Copy each line exactly.

## Begin Data for the task

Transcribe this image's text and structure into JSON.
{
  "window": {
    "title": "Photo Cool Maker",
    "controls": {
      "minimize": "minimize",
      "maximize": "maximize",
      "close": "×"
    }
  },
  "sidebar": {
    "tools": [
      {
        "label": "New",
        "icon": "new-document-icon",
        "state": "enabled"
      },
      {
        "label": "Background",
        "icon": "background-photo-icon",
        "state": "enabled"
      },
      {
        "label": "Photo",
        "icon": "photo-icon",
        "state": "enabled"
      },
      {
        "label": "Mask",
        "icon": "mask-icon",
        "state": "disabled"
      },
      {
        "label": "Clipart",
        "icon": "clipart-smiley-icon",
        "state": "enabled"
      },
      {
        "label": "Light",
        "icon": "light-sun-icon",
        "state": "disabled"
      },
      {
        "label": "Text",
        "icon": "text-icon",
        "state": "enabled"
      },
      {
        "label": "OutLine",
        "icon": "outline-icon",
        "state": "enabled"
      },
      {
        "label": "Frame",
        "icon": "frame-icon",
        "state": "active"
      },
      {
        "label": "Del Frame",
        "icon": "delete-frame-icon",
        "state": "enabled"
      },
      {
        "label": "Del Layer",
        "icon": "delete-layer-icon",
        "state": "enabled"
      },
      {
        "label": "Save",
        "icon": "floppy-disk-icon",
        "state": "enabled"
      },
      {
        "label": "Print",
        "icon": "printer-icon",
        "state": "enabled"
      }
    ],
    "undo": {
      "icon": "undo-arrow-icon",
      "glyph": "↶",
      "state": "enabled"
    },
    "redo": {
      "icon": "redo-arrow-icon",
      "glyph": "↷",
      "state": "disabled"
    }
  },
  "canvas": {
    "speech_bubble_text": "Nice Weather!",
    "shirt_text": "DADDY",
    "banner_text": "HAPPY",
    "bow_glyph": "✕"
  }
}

## End Data for the task

Response to the exercise
Transcribe this image's text and structure into JSON.
{
  "window": {
    "title": "Photo Cool Maker",
    "controls": {
      "minimize": "minimize",
      "maximize": "maximize",
      "close": "×"
    }
  },
  "sidebar": {
    "tools": [
      {
        "label": "New",
        "icon": "new-document-icon",
        "state": "enabled"
      },
      {
        "label": "Background",
        "icon": "background-photo-icon",
        "state": "enabled"
      },
      {
        "label": "Photo",
        "icon": "photo-icon",
        "state": "enabled"
      },
      {
        "label": "Mask",
        "icon": "mask-icon",
        "state": "disabled"
      },
      {
        "label": "Clipart",
        "icon": "clipart-smiley-icon",
        "state": "enabled"
      },
      {
        "label": "Light",
        "icon": "light-sun-icon",
        "state": "disabled"
      },
      {
        "label": "Text",
        "icon": "text-icon",
        "state": "enabled"
      },
      {
        "label": "OutLine",
        "icon": "outline-icon",
        "state": "enabled"
      },
      {
        "label": "Frame",
        "icon": "frame-icon",
        "state": "active"
      },
      {
        "label": "Del Frame",
        "icon": "delete-frame-icon",
        "state": "enabled"
      },
      {
        "label": "Del Layer",
        "icon": "delete-layer-icon",
        "state": "enabled"
      },
      {
        "label": "Save",
        "icon": "floppy-disk-icon",
        "state": "enabled"
      },
      {
        "label": "Print",
        "icon": "printer-icon",
        "state": "enabled"
      }
    ],
    "undo": {
      "icon": "undo-arrow-icon",
      "glyph": "↶",
      "state": "enabled"
    },
    "redo": {
      "icon": "redo-arrow-icon",
      "glyph": "↷",
      "state": "disabled"
    }
  },
  "canvas": {
    "speech_bubble_text": "Nice Weather!",
    "shirt_text": "DADDY",
    "banner_text": "HAPPY",
    "bow_glyph": "✕"
  }
}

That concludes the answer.